## BEGIN DATA SUPPLIED

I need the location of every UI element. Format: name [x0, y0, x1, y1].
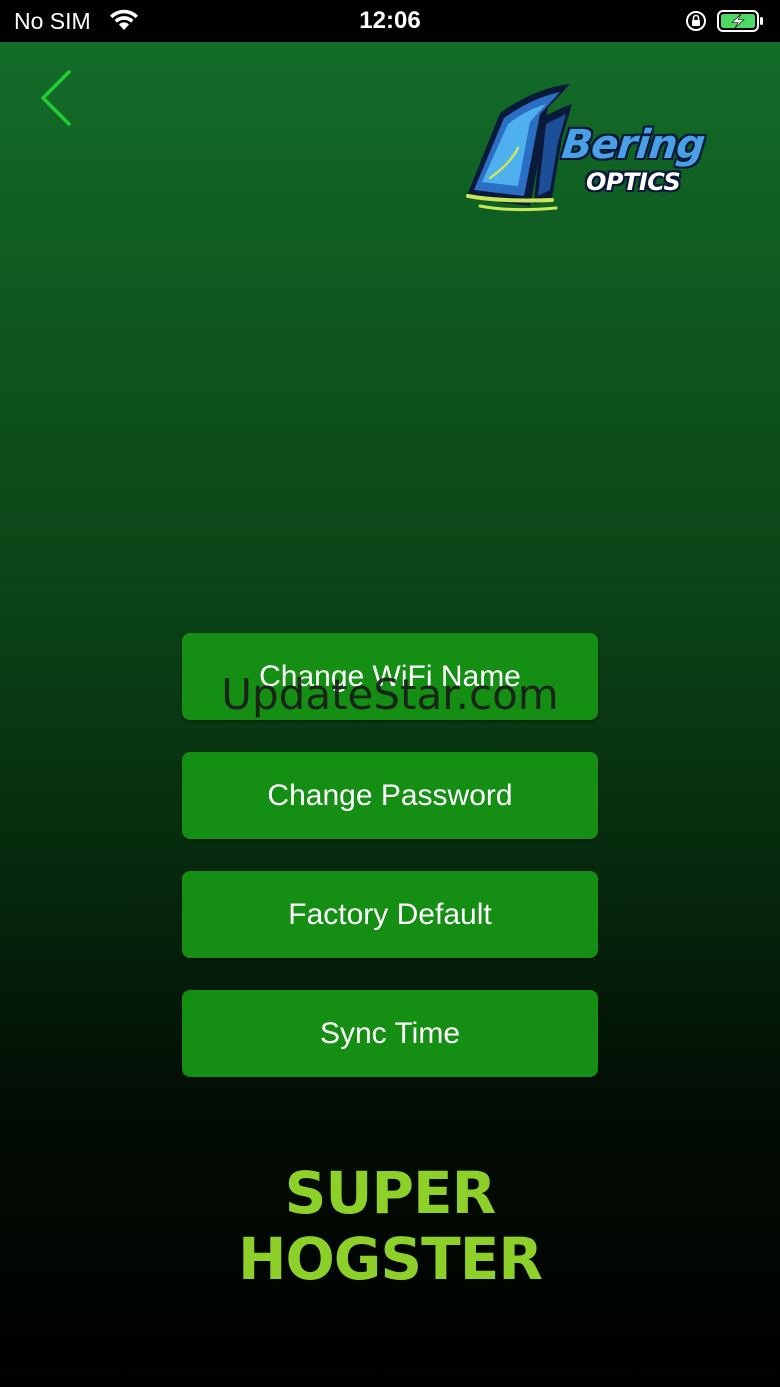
battery-icon — [717, 9, 765, 38]
orientation-lock-icon — [685, 10, 707, 37]
back-button[interactable] — [30, 68, 84, 128]
change-wifi-name-button[interactable]: Change WiFi Name — [182, 633, 598, 720]
chevron-left-icon — [41, 70, 71, 126]
clock-label: 12:06 — [359, 7, 421, 34]
factory-default-button[interactable]: Factory Default — [182, 871, 598, 958]
status-bar: No SIM 12:06 — [0, 0, 780, 42]
logo-text-optics: OPTICS — [586, 168, 681, 196]
product-title: SUPER HOGSTER — [0, 1160, 780, 1292]
logo-text-bering: Bering — [559, 122, 707, 168]
sync-time-button[interactable]: Sync Time — [182, 990, 598, 1077]
product-title-line1: SUPER — [284, 1159, 497, 1227]
settings-menu: Change WiFi Name Change Password Factory… — [182, 633, 598, 1109]
bering-optics-logo: Bering OPTICS — [460, 78, 707, 218]
product-title-line2: HOGSTER — [237, 1225, 543, 1293]
change-password-button[interactable]: Change Password — [182, 752, 598, 839]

## END DATA SUPPLIED

TASK DESCRIPTION:
Copy the records above word for word, leaving out the pictures.

WORKED ANSWER:
I need the location of every UI element. Format: name [x0, y0, x1, y1].
battery-icon — [717, 9, 765, 38]
orientation-lock-icon — [685, 10, 707, 37]
back-button[interactable] — [30, 68, 84, 128]
change-wifi-name-button[interactable]: Change WiFi Name — [182, 633, 598, 720]
chevron-left-icon — [41, 70, 71, 126]
clock-label: 12:06 — [359, 7, 421, 34]
factory-default-button[interactable]: Factory Default — [182, 871, 598, 958]
status-bar: No SIM 12:06 — [0, 0, 780, 42]
logo-text-optics: OPTICS — [586, 168, 681, 196]
product-title: SUPER HOGSTER — [0, 1160, 780, 1292]
logo-text-bering: Bering — [559, 122, 707, 168]
sync-time-button[interactable]: Sync Time — [182, 990, 598, 1077]
product-title-line1: SUPER — [284, 1159, 497, 1227]
settings-menu: Change WiFi Name Change Password Factory… — [182, 633, 598, 1109]
bering-optics-logo: Bering OPTICS — [460, 78, 707, 218]
product-title-line2: HOGSTER — [237, 1225, 543, 1293]
change-password-button[interactable]: Change Password — [182, 752, 598, 839]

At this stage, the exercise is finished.